§ What is asked: Reproduce the records. Keep every word exact and include no images.

━━ Data shown ━━

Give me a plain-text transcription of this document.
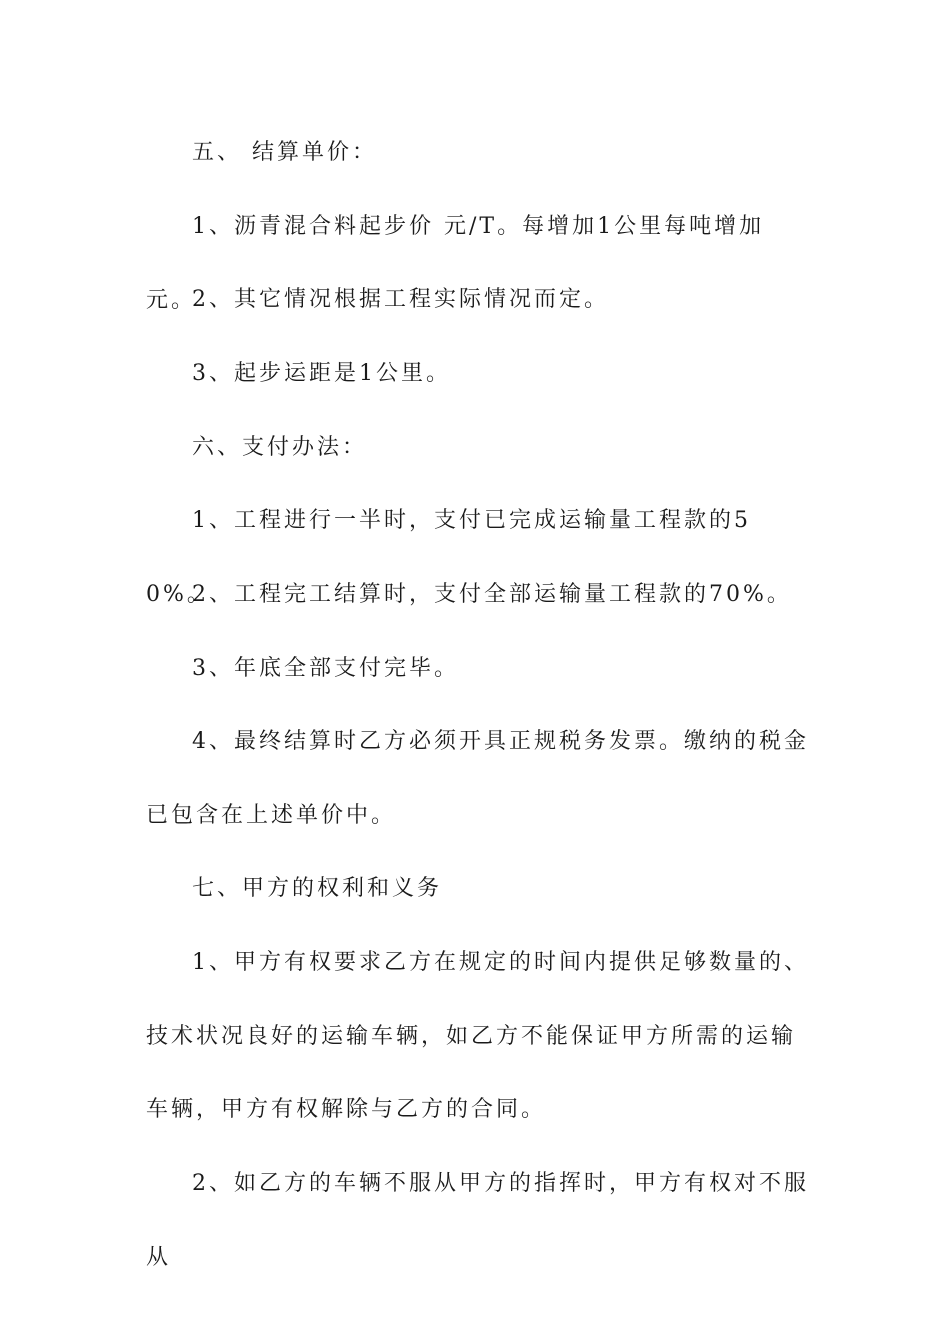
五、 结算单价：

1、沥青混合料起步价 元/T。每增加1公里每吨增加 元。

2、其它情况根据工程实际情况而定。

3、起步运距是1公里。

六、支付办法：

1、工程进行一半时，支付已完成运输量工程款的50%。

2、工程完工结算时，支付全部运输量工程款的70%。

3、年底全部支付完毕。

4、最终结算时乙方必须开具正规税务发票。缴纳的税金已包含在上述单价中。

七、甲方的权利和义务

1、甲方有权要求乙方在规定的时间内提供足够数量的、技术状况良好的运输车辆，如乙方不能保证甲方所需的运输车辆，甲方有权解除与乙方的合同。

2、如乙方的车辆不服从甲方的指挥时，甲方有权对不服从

━━━

§ Answer to this task:
Give me a plain-text transcription of this document.
五、 结算单价：

1、沥青混合料起步价 元/T。每增加1公里每吨增加 元。

2、其它情况根据工程实际情况而定。

3、起步运距是1公里。

六、支付办法：

1、工程进行一半时，支付已完成运输量工程款的50%。

2、工程完工结算时，支付全部运输量工程款的70%。

3、年底全部支付完毕。

4、最终结算时乙方必须开具正规税务发票。缴纳的税金已包含在上述单价中。

七、甲方的权利和义务

1、甲方有权要求乙方在规定的时间内提供足够数量的、技术状况良好的运输车辆，如乙方不能保证甲方所需的运输车辆，甲方有权解除与乙方的合同。

2、如乙方的车辆不服从甲方的指挥时，甲方有权对不服从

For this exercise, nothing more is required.